WHAT IS EXPECTED:
Copy out all lines with the word "JSON" in them.
========================
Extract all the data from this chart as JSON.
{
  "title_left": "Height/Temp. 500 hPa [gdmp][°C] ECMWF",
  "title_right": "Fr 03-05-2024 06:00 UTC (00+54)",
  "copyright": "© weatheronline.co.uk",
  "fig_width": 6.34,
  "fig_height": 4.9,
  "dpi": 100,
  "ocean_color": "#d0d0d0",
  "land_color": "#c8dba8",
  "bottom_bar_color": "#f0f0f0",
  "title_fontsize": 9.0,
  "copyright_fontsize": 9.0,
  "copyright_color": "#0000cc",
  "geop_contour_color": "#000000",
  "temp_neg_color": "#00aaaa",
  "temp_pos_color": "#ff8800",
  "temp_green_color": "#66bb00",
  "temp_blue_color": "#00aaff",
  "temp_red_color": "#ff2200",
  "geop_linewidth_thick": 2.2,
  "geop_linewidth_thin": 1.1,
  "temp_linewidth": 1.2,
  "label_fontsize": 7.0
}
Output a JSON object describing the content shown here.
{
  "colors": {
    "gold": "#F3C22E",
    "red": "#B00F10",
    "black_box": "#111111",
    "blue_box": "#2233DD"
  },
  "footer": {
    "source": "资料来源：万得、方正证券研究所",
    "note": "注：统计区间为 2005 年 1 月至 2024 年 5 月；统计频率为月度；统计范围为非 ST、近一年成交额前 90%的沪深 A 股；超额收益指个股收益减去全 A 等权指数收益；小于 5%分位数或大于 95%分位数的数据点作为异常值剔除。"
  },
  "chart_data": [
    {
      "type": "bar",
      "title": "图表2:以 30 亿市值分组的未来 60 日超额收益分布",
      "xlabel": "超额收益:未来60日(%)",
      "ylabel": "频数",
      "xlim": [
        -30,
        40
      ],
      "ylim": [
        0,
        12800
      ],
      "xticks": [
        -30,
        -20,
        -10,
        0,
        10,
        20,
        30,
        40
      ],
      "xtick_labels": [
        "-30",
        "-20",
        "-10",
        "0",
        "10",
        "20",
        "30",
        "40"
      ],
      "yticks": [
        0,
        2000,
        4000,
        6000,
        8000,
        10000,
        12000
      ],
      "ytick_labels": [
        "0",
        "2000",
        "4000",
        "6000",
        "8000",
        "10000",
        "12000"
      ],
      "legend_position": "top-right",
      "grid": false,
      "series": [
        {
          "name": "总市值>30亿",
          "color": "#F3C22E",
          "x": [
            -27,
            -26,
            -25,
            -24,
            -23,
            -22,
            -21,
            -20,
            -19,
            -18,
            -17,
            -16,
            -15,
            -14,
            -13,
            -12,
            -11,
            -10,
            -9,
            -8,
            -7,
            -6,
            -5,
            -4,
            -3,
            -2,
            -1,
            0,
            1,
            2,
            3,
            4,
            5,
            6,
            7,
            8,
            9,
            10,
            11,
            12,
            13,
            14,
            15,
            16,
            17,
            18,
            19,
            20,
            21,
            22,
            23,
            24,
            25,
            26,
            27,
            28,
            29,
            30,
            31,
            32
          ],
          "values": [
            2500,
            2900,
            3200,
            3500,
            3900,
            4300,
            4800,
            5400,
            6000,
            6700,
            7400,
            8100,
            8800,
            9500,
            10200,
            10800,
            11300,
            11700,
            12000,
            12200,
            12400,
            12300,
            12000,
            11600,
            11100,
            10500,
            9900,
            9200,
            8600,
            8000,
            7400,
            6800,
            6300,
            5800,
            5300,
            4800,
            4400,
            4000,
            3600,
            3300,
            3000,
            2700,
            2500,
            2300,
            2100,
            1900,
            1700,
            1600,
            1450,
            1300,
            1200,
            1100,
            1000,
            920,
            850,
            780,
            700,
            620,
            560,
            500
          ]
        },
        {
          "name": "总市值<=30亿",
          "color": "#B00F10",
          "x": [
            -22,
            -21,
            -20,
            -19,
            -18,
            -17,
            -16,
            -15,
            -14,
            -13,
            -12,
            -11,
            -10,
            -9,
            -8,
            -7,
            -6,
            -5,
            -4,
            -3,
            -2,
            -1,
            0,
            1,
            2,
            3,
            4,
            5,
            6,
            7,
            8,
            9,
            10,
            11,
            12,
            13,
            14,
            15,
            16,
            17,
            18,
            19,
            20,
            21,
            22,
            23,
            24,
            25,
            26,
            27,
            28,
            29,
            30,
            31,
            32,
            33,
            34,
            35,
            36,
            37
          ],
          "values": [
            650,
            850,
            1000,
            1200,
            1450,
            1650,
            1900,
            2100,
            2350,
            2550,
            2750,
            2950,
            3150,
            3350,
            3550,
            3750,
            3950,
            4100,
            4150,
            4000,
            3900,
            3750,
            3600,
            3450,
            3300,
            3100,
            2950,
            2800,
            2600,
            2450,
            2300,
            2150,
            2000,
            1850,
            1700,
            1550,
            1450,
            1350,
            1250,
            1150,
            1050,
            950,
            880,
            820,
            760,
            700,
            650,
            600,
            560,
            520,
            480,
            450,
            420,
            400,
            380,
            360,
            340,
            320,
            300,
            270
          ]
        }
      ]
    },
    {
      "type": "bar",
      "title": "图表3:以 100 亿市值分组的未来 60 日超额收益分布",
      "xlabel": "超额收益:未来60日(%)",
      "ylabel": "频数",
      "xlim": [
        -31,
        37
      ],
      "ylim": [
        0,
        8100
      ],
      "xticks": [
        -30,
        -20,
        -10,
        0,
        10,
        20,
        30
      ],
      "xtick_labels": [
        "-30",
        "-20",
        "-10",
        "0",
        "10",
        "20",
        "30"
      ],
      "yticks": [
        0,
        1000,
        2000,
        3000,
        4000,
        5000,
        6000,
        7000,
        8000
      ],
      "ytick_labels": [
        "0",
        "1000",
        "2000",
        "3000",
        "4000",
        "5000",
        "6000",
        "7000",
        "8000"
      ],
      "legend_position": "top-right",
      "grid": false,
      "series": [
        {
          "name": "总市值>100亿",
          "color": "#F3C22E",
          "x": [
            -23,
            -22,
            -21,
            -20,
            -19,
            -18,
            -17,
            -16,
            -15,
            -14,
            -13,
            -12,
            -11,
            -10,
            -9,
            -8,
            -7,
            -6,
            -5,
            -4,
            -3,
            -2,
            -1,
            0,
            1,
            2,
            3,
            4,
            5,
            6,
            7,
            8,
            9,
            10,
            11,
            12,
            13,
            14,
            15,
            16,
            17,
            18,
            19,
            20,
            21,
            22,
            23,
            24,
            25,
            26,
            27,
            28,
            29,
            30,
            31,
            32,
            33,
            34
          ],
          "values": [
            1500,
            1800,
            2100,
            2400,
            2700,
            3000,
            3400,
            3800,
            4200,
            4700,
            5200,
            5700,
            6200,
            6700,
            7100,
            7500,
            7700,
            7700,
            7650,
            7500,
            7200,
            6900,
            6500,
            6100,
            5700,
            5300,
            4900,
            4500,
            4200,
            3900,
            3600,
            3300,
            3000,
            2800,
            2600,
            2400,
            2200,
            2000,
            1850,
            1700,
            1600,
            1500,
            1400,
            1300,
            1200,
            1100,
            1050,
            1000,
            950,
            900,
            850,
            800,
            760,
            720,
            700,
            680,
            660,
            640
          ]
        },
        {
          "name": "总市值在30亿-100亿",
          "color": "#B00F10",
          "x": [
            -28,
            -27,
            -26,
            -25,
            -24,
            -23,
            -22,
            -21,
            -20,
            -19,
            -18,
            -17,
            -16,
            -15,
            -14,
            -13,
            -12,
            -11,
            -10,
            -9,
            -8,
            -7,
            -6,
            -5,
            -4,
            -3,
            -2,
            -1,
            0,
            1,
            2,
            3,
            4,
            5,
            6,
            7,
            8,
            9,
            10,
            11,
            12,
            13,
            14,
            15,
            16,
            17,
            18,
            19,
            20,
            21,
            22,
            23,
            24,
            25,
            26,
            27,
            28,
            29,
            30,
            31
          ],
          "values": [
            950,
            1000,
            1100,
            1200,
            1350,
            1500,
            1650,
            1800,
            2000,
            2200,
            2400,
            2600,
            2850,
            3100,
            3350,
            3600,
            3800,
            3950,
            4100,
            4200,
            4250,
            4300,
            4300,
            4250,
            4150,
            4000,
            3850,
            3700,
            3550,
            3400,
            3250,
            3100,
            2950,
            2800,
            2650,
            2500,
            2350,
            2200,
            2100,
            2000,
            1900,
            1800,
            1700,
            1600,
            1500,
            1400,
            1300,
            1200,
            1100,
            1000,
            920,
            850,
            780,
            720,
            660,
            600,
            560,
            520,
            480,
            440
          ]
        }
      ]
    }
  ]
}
========================
SOLVED PROBLEM:
Extract all the data from this chart as JSON.
Output a JSON object describing the content shown here.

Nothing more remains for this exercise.